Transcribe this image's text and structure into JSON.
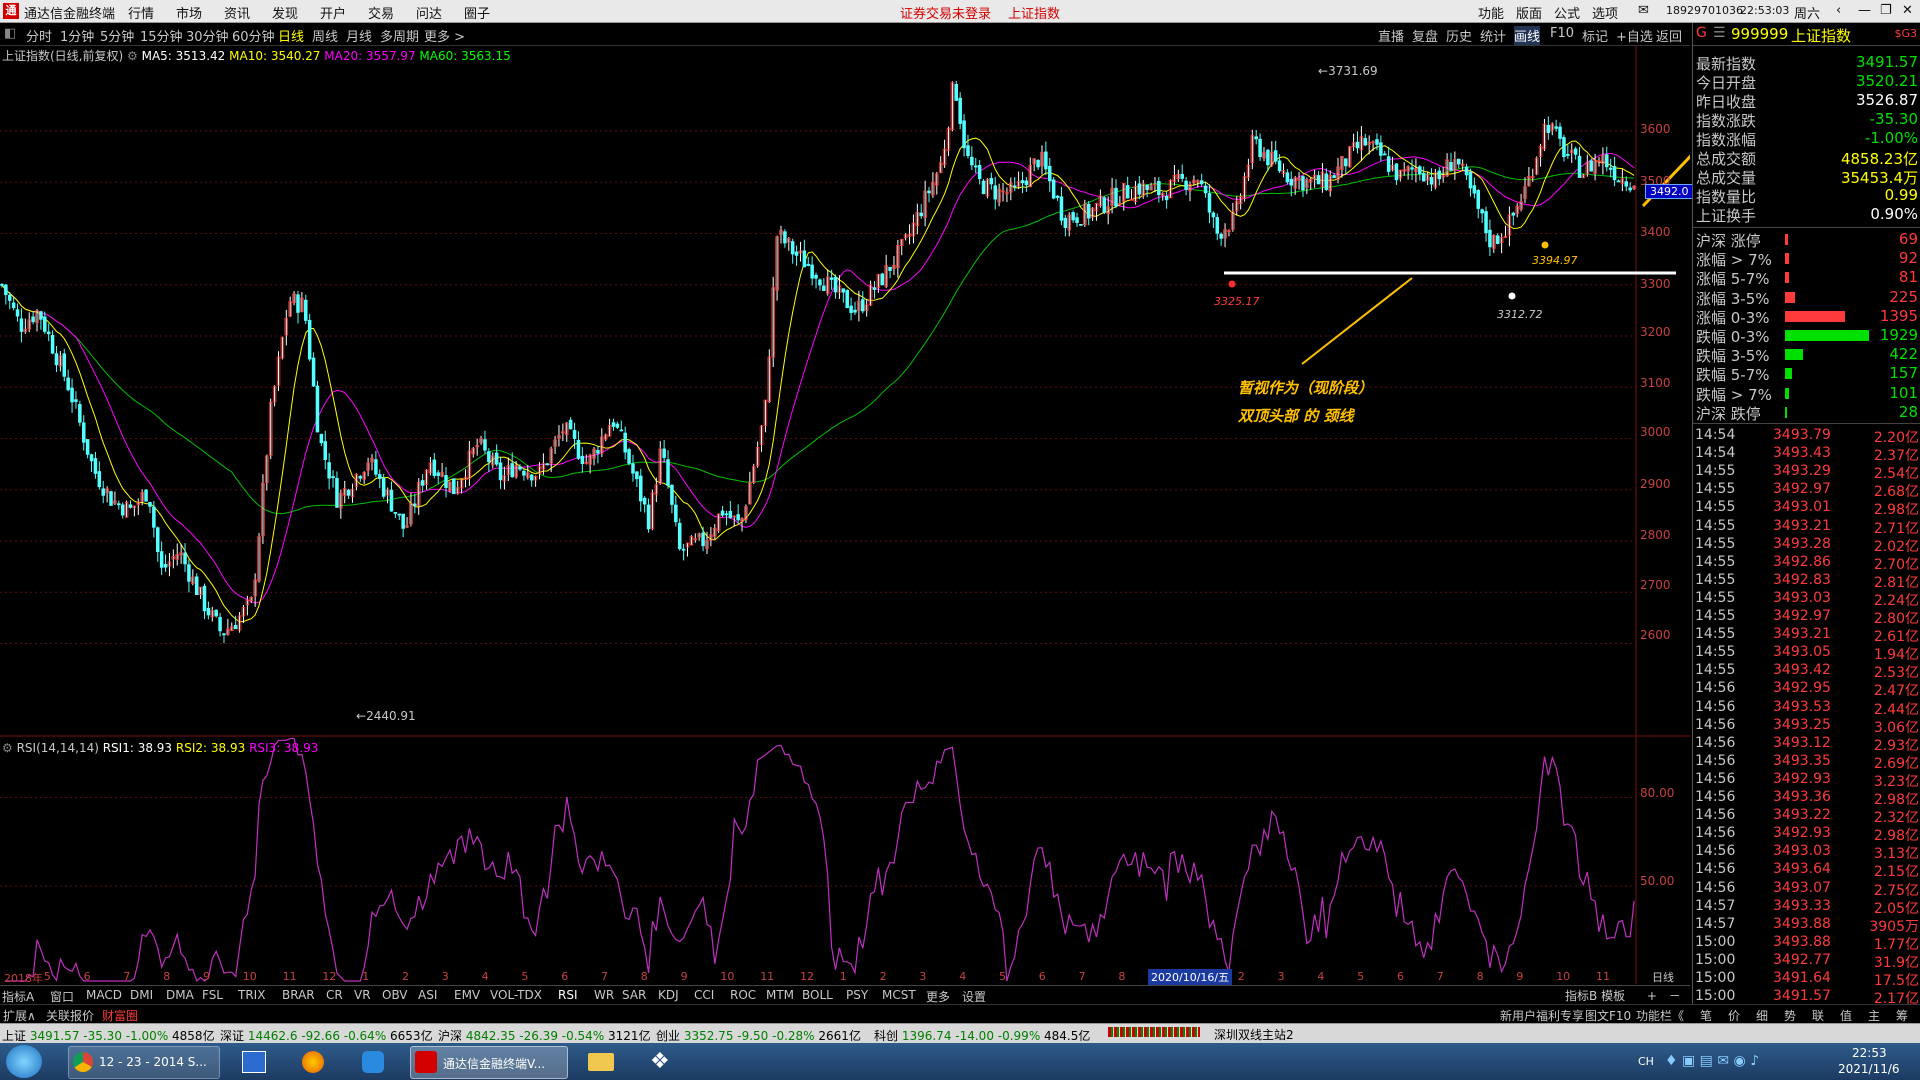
{
  "menubar": {
    "app_title": "通达信金融终端",
    "items": [
      "行情",
      "市场",
      "资讯",
      "发现",
      "开户",
      "交易",
      "问达",
      "圈子"
    ],
    "alert": "证券交易未登录",
    "alert_index": "上证指数",
    "right_items": [
      "功能",
      "版面",
      "公式",
      "选项"
    ],
    "account": "18929701036",
    "time": "22:53:03",
    "weekday": "周六"
  },
  "periodbar": {
    "periods": [
      "分时",
      "1分钟",
      "5分钟",
      "15分钟",
      "30分钟",
      "60分钟",
      "日线",
      "周线",
      "月线",
      "多周期",
      "更多 >"
    ],
    "selected": "日线",
    "tools": [
      "直播",
      "复盘",
      "历史",
      "统计",
      "画线",
      "F10",
      "标记",
      "+自选",
      "返回"
    ],
    "tool_selected": "画线"
  },
  "chart": {
    "title": "上证指数(日线,前复权)",
    "ma": [
      {
        "label": "MA5: 3513.42",
        "color": "#ffffff"
      },
      {
        "label": "MA10: 3540.27",
        "color": "#ffff00"
      },
      {
        "label": "MA20: 3557.97",
        "color": "#ff00ff"
      },
      {
        "label": "MA60: 3563.15",
        "color": "#00ff00"
      }
    ],
    "y_ticks": [
      "3600",
      "3500",
      "3400",
      "3300",
      "3200",
      "3100",
      "3000",
      "2900",
      "2800",
      "2700",
      "2600"
    ],
    "current_price_label": "3492.0",
    "annotations": {
      "high": "3731.69",
      "low": "2440.91",
      "point_a": "3325.17",
      "point_b": "3312.72",
      "point_c": "3394.97",
      "note_line1": "暂视作为（现阶段）",
      "note_line2": "双顶头部 的 颈线",
      "question": "?"
    },
    "x_ticks": [
      "2018年",
      "5",
      "6",
      "7",
      "8",
      "9",
      "10",
      "11",
      "12",
      "1",
      "2",
      "3",
      "4",
      "5",
      "6",
      "7",
      "8",
      "9",
      "10",
      "11",
      "12",
      "1",
      "2",
      "3",
      "4",
      "5",
      "6",
      "7",
      "8",
      "9",
      "1",
      "2",
      "3",
      "4",
      "5",
      "6",
      "7",
      "8",
      "9",
      "10",
      "11"
    ],
    "cursor_date": "2020/10/16/五",
    "period_label": "日线"
  },
  "rsi": {
    "title": "RSI(14,14,14)",
    "rsi1": "RSI1: 38.93",
    "rsi2": "RSI2: 38.93",
    "rsi3": "RSI3: 38.93",
    "y_ticks": [
      "80.00",
      "50.00"
    ]
  },
  "panel": {
    "code": "999999",
    "name": "上证指数",
    "tag": "$G3",
    "quotes": [
      {
        "k": "最新指数",
        "v": "3491.57",
        "c": "#00e000"
      },
      {
        "k": "今日开盘",
        "v": "3520.21",
        "c": "#00e000"
      },
      {
        "k": "昨日收盘",
        "v": "3526.87",
        "c": "#ffffff"
      },
      {
        "k": "指数涨跌",
        "v": "-35.30",
        "c": "#00e000"
      },
      {
        "k": "指数涨幅",
        "v": "-1.00%",
        "c": "#00e000"
      },
      {
        "k": "总成交额",
        "v": "4858.23亿",
        "c": "#ffff00"
      },
      {
        "k": "总成交量",
        "v": "35453.4万",
        "c": "#ffff00"
      },
      {
        "k": "指数量比",
        "v": "0.99",
        "c": "#ffff00"
      },
      {
        "k": "上证换手",
        "v": "0.90%",
        "c": "#ffffff"
      }
    ],
    "breadth": [
      {
        "k": "沪深 涨停",
        "v": "69",
        "c": "#ff3a3a",
        "bar": 0.04
      },
      {
        "k": "涨幅 > 7%",
        "v": "92",
        "c": "#ff3a3a",
        "bar": 0.05
      },
      {
        "k": "涨幅 5-7%",
        "v": "81",
        "c": "#ff3a3a",
        "bar": 0.05
      },
      {
        "k": "涨幅 3-5%",
        "v": "225",
        "c": "#ff3a3a",
        "bar": 0.12
      },
      {
        "k": "涨幅 0-3%",
        "v": "1395",
        "c": "#ff3a3a",
        "bar": 0.72
      },
      {
        "k": "跌幅 0-3%",
        "v": "1929",
        "c": "#00e000",
        "bar": 1.0
      },
      {
        "k": "跌幅 3-5%",
        "v": "422",
        "c": "#00e000",
        "bar": 0.22
      },
      {
        "k": "跌幅 5-7%",
        "v": "157",
        "c": "#00e000",
        "bar": 0.08
      },
      {
        "k": "跌幅 > 7%",
        "v": "101",
        "c": "#00e000",
        "bar": 0.05
      },
      {
        "k": "沪深 跌停",
        "v": "28",
        "c": "#00e000",
        "bar": 0.02
      }
    ],
    "ticks": [
      {
        "t": "14:54",
        "p": "3493.79",
        "q": "2.20亿"
      },
      {
        "t": "14:54",
        "p": "3493.43",
        "q": "2.37亿"
      },
      {
        "t": "14:55",
        "p": "3493.29",
        "q": "2.54亿"
      },
      {
        "t": "14:55",
        "p": "3492.97",
        "q": "2.68亿"
      },
      {
        "t": "14:55",
        "p": "3493.01",
        "q": "2.98亿"
      },
      {
        "t": "14:55",
        "p": "3493.21",
        "q": "2.71亿"
      },
      {
        "t": "14:55",
        "p": "3493.28",
        "q": "2.02亿"
      },
      {
        "t": "14:55",
        "p": "3492.86",
        "q": "2.70亿"
      },
      {
        "t": "14:55",
        "p": "3492.83",
        "q": "2.81亿"
      },
      {
        "t": "14:55",
        "p": "3493.03",
        "q": "2.24亿"
      },
      {
        "t": "14:55",
        "p": "3492.97",
        "q": "2.80亿"
      },
      {
        "t": "14:55",
        "p": "3493.21",
        "q": "2.61亿"
      },
      {
        "t": "14:55",
        "p": "3493.05",
        "q": "1.94亿"
      },
      {
        "t": "14:55",
        "p": "3493.42",
        "q": "2.53亿"
      },
      {
        "t": "14:56",
        "p": "3492.95",
        "q": "2.47亿"
      },
      {
        "t": "14:56",
        "p": "3493.53",
        "q": "2.44亿"
      },
      {
        "t": "14:56",
        "p": "3493.25",
        "q": "3.06亿"
      },
      {
        "t": "14:56",
        "p": "3493.12",
        "q": "2.93亿"
      },
      {
        "t": "14:56",
        "p": "3493.35",
        "q": "2.69亿"
      },
      {
        "t": "14:56",
        "p": "3492.93",
        "q": "3.23亿"
      },
      {
        "t": "14:56",
        "p": "3493.36",
        "q": "2.98亿"
      },
      {
        "t": "14:56",
        "p": "3493.22",
        "q": "2.32亿"
      },
      {
        "t": "14:56",
        "p": "3492.93",
        "q": "2.98亿"
      },
      {
        "t": "14:56",
        "p": "3493.03",
        "q": "3.13亿"
      },
      {
        "t": "14:56",
        "p": "3493.64",
        "q": "2.15亿"
      },
      {
        "t": "14:56",
        "p": "3493.07",
        "q": "2.75亿"
      },
      {
        "t": "14:57",
        "p": "3493.33",
        "q": "2.05亿"
      },
      {
        "t": "14:57",
        "p": "3493.88",
        "q": "3905万"
      },
      {
        "t": "15:00",
        "p": "3493.88",
        "q": "1.77亿"
      },
      {
        "t": "15:00",
        "p": "3492.77",
        "q": "31.9亿"
      },
      {
        "t": "15:00",
        "p": "3491.64",
        "q": "17.5亿"
      },
      {
        "t": "15:00",
        "p": "3491.57",
        "q": "2.17亿"
      }
    ],
    "bottom_tabs": [
      "笔",
      "价",
      "细",
      "势",
      "联",
      "值",
      "主",
      "筹"
    ]
  },
  "indicators": [
    "指标A",
    "窗口",
    "MACD",
    "DMI",
    "DMA",
    "FSL",
    "TRIX",
    "BRAR",
    "CR",
    "VR",
    "OBV",
    "ASI",
    "EMV",
    "VOL-TDX",
    "RSI",
    "WR",
    "SAR",
    "KDJ",
    "CCI",
    "ROC",
    "MTM",
    "BOLL",
    "PSY",
    "MCST",
    "更多",
    "设置"
  ],
  "indicators_right": [
    "指标B",
    "模板",
    "+",
    "－"
  ],
  "tabs": [
    "扩展∧",
    "关联报价",
    "财富圈"
  ],
  "tabs_right": [
    "新用户福利专享",
    "图文F10",
    "功能栏《"
  ],
  "ticker": [
    {
      "name": "上证",
      "val": "3491.57",
      "chg": "-35.30",
      "pct": "-1.00%",
      "amt": "4858亿"
    },
    {
      "name": "深证",
      "val": "14462.6",
      "chg": "-92.66",
      "pct": "-0.64%",
      "amt": "6653亿"
    },
    {
      "name": "沪深",
      "val": "4842.35",
      "chg": "-26.39",
      "pct": "-0.54%",
      "amt": "3121亿"
    },
    {
      "name": "创业",
      "val": "3352.75",
      "chg": "-9.50",
      "pct": "-0.28%",
      "amt": "2661亿"
    },
    {
      "name": "科创",
      "val": "1396.74",
      "chg": "-14.00",
      "pct": "-0.99%",
      "amt": "484.5亿"
    }
  ],
  "ticker_station": "深圳双线主站2",
  "taskbar": {
    "chrome_title": "12 - 23 - 2014 S...",
    "tdx_title": "通达信金融终端V...",
    "lang": "CH",
    "time": "22:53",
    "date": "2021/11/6"
  },
  "colors": {
    "up": "#ff3a3a",
    "down": "#00e000",
    "rsi": "#c030c0",
    "ma60": "#00c000",
    "ma20": "#ff00ff",
    "ma10": "#ffff00",
    "ma5": "#ffffff",
    "annotation": "#ffc000"
  }
}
------------------------------------------------
§ **Task description**
Tally up the lines in the preceding listing that contain the string "name". Respond with the number and nothing else.

§ **Response to this exercise**
6